Entries taken from a collection:
◇ ◇ ◇

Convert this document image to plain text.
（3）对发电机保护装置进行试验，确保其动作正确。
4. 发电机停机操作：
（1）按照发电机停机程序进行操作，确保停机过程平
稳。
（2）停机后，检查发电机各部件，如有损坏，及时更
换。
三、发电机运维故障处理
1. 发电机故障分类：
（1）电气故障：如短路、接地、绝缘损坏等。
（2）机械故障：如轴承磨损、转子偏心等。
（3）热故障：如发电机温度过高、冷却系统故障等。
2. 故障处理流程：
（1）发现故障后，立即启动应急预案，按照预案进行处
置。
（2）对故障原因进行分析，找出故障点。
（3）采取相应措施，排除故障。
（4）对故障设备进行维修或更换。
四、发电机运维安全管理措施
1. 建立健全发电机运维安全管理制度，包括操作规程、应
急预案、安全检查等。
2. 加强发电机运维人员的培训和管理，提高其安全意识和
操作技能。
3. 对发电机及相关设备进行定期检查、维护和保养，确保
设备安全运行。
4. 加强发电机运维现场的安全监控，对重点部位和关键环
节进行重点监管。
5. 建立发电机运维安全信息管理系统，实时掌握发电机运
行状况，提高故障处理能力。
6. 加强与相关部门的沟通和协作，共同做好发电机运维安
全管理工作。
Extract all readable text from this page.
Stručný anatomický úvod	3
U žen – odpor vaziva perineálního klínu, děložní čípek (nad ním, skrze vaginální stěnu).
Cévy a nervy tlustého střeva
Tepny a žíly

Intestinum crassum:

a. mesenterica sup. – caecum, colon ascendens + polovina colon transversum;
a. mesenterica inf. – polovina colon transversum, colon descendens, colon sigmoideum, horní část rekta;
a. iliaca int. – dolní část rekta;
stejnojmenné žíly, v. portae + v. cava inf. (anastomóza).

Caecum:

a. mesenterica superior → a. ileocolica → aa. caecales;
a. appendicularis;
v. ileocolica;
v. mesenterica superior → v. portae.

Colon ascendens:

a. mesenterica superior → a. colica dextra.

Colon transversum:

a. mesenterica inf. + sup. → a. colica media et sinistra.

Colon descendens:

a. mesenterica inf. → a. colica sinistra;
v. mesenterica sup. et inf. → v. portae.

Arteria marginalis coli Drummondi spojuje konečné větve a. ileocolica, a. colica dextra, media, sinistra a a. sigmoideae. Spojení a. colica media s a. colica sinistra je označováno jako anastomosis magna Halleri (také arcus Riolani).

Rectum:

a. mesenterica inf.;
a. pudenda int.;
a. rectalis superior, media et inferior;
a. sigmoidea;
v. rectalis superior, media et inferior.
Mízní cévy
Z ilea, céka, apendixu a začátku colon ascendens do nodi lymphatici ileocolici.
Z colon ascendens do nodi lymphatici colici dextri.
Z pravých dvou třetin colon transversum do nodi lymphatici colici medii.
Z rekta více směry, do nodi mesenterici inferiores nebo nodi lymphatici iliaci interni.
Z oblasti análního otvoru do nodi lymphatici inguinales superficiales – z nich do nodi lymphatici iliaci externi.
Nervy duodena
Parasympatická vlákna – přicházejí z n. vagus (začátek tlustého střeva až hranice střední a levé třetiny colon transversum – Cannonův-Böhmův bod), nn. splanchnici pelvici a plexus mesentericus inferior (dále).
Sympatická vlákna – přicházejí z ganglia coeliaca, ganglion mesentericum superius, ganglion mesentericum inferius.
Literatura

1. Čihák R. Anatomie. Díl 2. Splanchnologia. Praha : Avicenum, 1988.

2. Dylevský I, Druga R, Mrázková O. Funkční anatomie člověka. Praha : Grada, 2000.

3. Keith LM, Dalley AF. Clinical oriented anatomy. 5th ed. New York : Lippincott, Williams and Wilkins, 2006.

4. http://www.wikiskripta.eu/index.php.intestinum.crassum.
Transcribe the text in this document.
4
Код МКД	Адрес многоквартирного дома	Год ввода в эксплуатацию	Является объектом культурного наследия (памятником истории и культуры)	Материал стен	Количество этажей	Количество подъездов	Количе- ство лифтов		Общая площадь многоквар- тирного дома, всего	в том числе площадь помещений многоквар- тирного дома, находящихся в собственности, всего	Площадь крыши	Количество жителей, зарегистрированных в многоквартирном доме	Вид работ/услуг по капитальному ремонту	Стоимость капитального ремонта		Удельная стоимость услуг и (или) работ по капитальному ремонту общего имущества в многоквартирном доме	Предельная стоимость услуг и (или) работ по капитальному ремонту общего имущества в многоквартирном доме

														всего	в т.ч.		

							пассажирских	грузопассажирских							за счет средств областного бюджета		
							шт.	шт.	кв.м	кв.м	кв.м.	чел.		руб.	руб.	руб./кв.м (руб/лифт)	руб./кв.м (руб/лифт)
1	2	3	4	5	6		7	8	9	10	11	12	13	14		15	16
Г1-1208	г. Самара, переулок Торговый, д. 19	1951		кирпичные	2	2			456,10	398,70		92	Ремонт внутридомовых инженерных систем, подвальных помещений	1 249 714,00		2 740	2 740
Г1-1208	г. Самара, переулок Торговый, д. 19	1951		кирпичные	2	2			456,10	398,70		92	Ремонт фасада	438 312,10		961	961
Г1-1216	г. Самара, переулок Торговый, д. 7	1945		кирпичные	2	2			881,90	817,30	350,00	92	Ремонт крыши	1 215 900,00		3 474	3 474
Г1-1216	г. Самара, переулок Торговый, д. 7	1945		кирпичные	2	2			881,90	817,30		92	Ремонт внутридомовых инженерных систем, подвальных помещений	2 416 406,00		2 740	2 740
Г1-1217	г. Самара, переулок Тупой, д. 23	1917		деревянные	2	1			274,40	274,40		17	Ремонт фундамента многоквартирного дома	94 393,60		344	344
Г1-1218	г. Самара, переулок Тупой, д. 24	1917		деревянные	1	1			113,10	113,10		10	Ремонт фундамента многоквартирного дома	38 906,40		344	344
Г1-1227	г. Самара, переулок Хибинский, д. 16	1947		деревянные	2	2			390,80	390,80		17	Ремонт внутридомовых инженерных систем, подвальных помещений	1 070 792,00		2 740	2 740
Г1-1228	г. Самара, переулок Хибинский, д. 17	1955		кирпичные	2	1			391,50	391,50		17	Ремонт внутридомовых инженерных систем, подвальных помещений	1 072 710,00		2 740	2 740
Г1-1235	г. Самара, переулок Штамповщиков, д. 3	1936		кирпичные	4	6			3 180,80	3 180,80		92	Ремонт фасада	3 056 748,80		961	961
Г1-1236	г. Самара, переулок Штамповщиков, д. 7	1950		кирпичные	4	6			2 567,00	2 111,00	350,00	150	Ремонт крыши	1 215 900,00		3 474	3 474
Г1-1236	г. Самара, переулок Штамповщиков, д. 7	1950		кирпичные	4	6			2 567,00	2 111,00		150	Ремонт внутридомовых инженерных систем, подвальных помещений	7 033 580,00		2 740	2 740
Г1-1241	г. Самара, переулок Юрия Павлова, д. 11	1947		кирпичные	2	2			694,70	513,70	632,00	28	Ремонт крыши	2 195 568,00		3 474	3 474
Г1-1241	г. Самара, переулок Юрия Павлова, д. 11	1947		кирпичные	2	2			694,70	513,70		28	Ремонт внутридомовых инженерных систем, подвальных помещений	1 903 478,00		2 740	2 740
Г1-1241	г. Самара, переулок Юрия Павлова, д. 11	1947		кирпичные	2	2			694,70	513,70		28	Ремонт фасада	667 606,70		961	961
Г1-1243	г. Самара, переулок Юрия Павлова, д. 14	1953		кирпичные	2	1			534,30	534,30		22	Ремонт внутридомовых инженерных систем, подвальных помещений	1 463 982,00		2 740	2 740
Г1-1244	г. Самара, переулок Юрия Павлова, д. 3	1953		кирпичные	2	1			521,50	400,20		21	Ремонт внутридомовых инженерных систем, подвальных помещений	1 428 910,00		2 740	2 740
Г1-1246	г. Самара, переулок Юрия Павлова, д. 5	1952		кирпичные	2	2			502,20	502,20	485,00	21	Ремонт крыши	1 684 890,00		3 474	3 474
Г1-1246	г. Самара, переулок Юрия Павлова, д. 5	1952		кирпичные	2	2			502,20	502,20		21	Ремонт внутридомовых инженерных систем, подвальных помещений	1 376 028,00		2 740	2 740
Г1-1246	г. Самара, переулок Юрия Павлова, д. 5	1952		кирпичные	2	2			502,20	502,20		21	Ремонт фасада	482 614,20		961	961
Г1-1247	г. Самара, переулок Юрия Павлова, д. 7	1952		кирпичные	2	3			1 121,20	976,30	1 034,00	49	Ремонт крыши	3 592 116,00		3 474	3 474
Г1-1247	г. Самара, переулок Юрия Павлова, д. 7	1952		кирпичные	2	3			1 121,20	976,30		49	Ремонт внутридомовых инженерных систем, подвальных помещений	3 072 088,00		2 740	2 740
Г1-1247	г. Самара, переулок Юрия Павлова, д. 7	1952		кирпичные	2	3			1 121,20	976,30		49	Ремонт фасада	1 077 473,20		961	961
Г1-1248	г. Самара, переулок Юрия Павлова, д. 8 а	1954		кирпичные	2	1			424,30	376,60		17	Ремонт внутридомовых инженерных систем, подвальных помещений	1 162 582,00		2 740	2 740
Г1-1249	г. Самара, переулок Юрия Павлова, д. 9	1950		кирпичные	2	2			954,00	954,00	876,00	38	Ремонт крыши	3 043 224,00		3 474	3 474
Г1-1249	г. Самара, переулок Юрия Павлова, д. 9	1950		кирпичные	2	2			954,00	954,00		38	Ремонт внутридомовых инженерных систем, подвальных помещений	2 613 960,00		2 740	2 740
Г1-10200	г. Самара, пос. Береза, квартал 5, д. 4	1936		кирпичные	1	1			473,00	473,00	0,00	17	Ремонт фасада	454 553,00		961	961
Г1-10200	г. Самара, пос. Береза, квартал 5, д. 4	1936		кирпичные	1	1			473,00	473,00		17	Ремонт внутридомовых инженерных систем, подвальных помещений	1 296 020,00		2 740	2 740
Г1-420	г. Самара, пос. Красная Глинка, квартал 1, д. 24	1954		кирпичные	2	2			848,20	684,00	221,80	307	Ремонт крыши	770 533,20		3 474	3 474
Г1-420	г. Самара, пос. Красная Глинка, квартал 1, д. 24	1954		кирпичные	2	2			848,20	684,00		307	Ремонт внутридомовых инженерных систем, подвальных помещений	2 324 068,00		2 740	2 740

◇ ◇ ◇

*Your instructions*:
Copy each line that contains the word "Береза".

*Response to the task*:
Г1-10200	г. Самара, пос. Береза, квартал 5, д. 4	1936		кирпичные	1	1			473,00	473,00	0,00	17	Ремонт фасада	454 553,00		961	961
Г1-10200	г. Самара, пос. Береза, квартал 5, д. 4	1936		кирпичные	1	1			473,00	473,00		17	Ремонт внутридомовых инженерных систем, подвальных помещений	1 296 020,00		2 740	2 740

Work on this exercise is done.